### SHORT PROBLEM
Each record below should be repeated precisely as written.
-.-.-
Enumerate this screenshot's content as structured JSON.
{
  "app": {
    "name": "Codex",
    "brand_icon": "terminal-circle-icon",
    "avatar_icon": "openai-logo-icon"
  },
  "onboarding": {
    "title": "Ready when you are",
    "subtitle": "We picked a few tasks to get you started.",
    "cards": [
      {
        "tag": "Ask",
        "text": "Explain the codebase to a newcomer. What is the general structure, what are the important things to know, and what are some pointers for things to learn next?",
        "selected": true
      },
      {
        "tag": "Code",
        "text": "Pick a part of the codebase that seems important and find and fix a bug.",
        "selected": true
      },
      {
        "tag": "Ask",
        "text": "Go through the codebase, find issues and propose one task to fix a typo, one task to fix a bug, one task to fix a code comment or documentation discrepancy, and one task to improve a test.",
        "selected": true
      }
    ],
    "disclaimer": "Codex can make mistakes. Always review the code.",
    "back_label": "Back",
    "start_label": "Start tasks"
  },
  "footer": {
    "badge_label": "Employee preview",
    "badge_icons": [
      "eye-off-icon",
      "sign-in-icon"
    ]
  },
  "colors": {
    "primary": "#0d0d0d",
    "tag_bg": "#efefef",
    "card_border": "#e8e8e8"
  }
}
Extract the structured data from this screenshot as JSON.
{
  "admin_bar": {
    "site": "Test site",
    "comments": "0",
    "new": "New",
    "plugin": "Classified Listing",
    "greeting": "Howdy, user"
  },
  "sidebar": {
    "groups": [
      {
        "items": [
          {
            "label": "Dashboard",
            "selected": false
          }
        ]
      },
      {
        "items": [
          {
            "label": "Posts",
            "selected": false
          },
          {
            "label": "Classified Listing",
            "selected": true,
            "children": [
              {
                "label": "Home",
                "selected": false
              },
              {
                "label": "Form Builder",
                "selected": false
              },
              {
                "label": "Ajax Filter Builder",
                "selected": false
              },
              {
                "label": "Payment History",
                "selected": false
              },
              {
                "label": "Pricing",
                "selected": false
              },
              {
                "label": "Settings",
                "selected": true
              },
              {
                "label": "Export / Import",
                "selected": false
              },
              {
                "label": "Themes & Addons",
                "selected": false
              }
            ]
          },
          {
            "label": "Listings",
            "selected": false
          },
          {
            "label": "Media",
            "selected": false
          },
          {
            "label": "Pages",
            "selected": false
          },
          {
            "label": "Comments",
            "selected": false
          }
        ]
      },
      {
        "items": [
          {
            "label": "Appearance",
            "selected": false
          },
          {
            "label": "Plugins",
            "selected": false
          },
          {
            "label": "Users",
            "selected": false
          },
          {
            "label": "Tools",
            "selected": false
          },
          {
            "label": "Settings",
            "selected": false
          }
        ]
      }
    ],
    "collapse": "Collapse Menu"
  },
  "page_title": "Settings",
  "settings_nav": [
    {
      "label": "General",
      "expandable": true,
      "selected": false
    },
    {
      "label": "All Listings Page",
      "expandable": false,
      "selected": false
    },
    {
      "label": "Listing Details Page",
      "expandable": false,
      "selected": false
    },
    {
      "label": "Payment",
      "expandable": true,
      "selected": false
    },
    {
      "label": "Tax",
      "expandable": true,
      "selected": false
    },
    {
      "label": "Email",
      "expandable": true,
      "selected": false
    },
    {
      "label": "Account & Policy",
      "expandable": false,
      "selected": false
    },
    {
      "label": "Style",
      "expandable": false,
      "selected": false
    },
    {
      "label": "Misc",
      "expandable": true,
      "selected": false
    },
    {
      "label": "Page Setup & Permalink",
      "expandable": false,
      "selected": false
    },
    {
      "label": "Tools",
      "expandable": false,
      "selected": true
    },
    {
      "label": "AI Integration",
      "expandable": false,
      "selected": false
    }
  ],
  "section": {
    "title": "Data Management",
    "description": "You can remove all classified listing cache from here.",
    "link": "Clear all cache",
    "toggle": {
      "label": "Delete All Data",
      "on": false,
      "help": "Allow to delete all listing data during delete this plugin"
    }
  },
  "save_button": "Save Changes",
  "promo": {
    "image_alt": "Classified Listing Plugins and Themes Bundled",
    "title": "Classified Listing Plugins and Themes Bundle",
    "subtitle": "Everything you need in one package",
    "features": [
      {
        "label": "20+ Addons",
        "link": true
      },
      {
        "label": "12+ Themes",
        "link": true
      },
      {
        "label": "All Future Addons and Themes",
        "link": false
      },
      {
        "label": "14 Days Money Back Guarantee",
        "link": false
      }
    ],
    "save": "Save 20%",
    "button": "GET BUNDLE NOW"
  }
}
-.-.-
### THE REPLY
Enumerate this screenshot's content as structured JSON.
{
  "app": {
    "name": "Codex",
    "brand_icon": "terminal-circle-icon",
    "avatar_icon": "openai-logo-icon"
  },
  "onboarding": {
    "title": "Ready when you are",
    "subtitle": "We picked a few tasks to get you started.",
    "cards": [
      {
        "tag": "Ask",
        "text": "Explain the codebase to a newcomer. What is the general structure, what are the important things to know, and what are some pointers for things to learn next?",
        "selected": true
      },
      {
        "tag": "Code",
        "text": "Pick a part of the codebase that seems important and find and fix a bug.",
        "selected": true
      },
      {
        "tag": "Ask",
        "text": "Go through the codebase, find issues and propose one task to fix a typo, one task to fix a bug, one task to fix a code comment or documentation discrepancy, and one task to improve a test.",
        "selected": true
      }
    ],
    "disclaimer": "Codex can make mistakes. Always review the code.",
    "back_label": "Back",
    "start_label": "Start tasks"
  },
  "footer": {
    "badge_label": "Employee preview",
    "badge_icons": [
      "eye-off-icon",
      "sign-in-icon"
    ]
  },
  "colors": {
    "primary": "#0d0d0d",
    "tag_bg": "#efefef",
    "card_border": "#e8e8e8"
  }
}
Extract the structured data from this screenshot as JSON.
{
  "admin_bar": {
    "site": "Test site",
    "comments": "0",
    "new": "New",
    "plugin": "Classified Listing",
    "greeting": "Howdy, user"
  },
  "sidebar": {
    "groups": [
      {
        "items": [
          {
            "label": "Dashboard",
            "selected": false
          }
        ]
      },
      {
        "items": [
          {
            "label": "Posts",
            "selected": false
          },
          {
            "label": "Classified Listing",
            "selected": true,
            "children": [
              {
                "label": "Home",
                "selected": false
              },
              {
                "label": "Form Builder",
                "selected": false
              },
              {
                "label": "Ajax Filter Builder",
                "selected": false
              },
              {
                "label": "Payment History",
                "selected": false
              },
              {
                "label": "Pricing",
                "selected": false
              },
              {
                "label": "Settings",
                "selected": true
              },
              {
                "label": "Export / Import",
                "selected": false
              },
              {
                "label": "Themes & Addons",
                "selected": false
              }
            ]
          },
          {
            "label": "Listings",
            "selected": false
          },
          {
            "label": "Media",
            "selected": false
          },
          {
            "label": "Pages",
            "selected": false
          },
          {
            "label": "Comments",
            "selected": false
          }
        ]
      },
      {
        "items": [
          {
            "label": "Appearance",
            "selected": false
          },
          {
            "label": "Plugins",
            "selected": false
          },
          {
            "label": "Users",
            "selected": false
          },
          {
            "label": "Tools",
            "selected": false
          },
          {
            "label": "Settings",
            "selected": false
          }
        ]
      }
    ],
    "collapse": "Collapse Menu"
  },
  "page_title": "Settings",
  "settings_nav": [
    {
      "label": "General",
      "expandable": true,
      "selected": false
    },
    {
      "label": "All Listings Page",
      "expandable": false,
      "selected": false
    },
    {
      "label": "Listing Details Page",
      "expandable": false,
      "selected": false
    },
    {
      "label": "Payment",
      "expandable": true,
      "selected": false
    },
    {
      "label": "Tax",
      "expandable": true,
      "selected": false
    },
    {
      "label": "Email",
      "expandable": true,
      "selected": false
    },
    {
      "label": "Account & Policy",
      "expandable": false,
      "selected": false
    },
    {
      "label": "Style",
      "expandable": false,
      "selected": false
    },
    {
      "label": "Misc",
      "expandable": true,
      "selected": false
    },
    {
      "label": "Page Setup & Permalink",
      "expandable": false,
      "selected": false
    },
    {
      "label": "Tools",
      "expandable": false,
      "selected": true
    },
    {
      "label": "AI Integration",
      "expandable": false,
      "selected": false
    }
  ],
  "section": {
    "title": "Data Management",
    "description": "You can remove all classified listing cache from here.",
    "link": "Clear all cache",
    "toggle": {
      "label": "Delete All Data",
      "on": false,
      "help": "Allow to delete all listing data during delete this plugin"
    }
  },
  "save_button": "Save Changes",
  "promo": {
    "image_alt": "Classified Listing Plugins and Themes Bundled",
    "title": "Classified Listing Plugins and Themes Bundle",
    "subtitle": "Everything you need in one package",
    "features": [
      {
        "label": "20+ Addons",
        "link": true
      },
      {
        "label": "12+ Themes",
        "link": true
      },
      {
        "label": "All Future Addons and Themes",
        "link": false
      },
      {
        "label": "14 Days Money Back Guarantee",
        "link": false
      }
    ],
    "save": "Save 20%",
    "button": "GET BUNDLE NOW"
  }
}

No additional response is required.